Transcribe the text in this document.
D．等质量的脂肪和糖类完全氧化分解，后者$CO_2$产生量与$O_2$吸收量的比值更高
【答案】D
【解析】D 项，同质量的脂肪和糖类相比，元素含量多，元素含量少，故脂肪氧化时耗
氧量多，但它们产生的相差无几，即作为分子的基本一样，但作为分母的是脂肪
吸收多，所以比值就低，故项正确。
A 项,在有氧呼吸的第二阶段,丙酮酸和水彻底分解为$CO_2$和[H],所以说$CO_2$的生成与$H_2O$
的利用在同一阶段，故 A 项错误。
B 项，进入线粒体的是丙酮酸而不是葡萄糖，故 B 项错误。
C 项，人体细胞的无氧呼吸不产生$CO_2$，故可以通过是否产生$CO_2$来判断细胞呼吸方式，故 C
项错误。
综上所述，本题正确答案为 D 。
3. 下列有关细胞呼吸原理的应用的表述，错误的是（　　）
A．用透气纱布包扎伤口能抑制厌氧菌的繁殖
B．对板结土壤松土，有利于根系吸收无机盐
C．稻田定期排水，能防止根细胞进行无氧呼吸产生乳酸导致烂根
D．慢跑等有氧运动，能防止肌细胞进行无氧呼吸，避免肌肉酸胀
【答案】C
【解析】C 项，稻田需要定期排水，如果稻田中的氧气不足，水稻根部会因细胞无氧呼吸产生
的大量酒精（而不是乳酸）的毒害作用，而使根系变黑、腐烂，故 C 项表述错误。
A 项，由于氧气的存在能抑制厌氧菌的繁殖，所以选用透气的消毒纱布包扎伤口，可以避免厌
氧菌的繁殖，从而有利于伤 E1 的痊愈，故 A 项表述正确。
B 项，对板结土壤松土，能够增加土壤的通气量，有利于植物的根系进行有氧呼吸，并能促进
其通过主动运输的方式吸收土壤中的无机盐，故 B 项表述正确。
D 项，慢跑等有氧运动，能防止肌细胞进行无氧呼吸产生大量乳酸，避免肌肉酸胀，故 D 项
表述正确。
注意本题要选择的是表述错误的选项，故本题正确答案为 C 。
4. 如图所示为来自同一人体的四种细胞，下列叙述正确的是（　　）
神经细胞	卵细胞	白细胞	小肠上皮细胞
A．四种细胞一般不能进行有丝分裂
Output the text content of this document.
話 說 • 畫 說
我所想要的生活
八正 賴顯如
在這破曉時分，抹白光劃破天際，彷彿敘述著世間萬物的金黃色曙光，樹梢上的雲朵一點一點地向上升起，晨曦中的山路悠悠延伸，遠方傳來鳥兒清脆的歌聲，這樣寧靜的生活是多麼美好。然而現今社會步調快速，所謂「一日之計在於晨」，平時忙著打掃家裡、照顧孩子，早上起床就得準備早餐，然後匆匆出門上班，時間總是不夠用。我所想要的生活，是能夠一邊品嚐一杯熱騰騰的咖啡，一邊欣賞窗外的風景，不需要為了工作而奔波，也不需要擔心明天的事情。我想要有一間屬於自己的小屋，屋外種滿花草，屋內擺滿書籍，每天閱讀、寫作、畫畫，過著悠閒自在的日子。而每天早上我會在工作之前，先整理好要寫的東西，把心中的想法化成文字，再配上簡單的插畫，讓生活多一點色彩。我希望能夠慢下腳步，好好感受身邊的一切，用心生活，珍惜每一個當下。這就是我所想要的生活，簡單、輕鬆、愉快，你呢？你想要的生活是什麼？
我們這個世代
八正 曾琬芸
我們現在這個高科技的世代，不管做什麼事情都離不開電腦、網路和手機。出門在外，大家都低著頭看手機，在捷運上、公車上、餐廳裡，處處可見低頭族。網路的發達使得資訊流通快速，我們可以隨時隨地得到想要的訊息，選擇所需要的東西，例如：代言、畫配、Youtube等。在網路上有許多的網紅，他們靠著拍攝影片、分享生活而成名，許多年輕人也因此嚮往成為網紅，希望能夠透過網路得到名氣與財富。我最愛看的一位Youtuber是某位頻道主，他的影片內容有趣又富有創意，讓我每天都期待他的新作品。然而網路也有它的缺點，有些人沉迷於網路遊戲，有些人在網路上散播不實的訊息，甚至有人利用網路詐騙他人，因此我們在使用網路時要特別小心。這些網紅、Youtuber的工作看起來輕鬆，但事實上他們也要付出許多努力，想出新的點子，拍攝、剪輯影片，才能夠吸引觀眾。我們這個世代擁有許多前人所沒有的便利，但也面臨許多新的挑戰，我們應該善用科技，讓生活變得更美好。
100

________

» **INSTRUCTION**
Of the lines above, how many include the word "我所想要的生活"? Reply with the number alone.

» **OUTPUT OF THE TASK**
2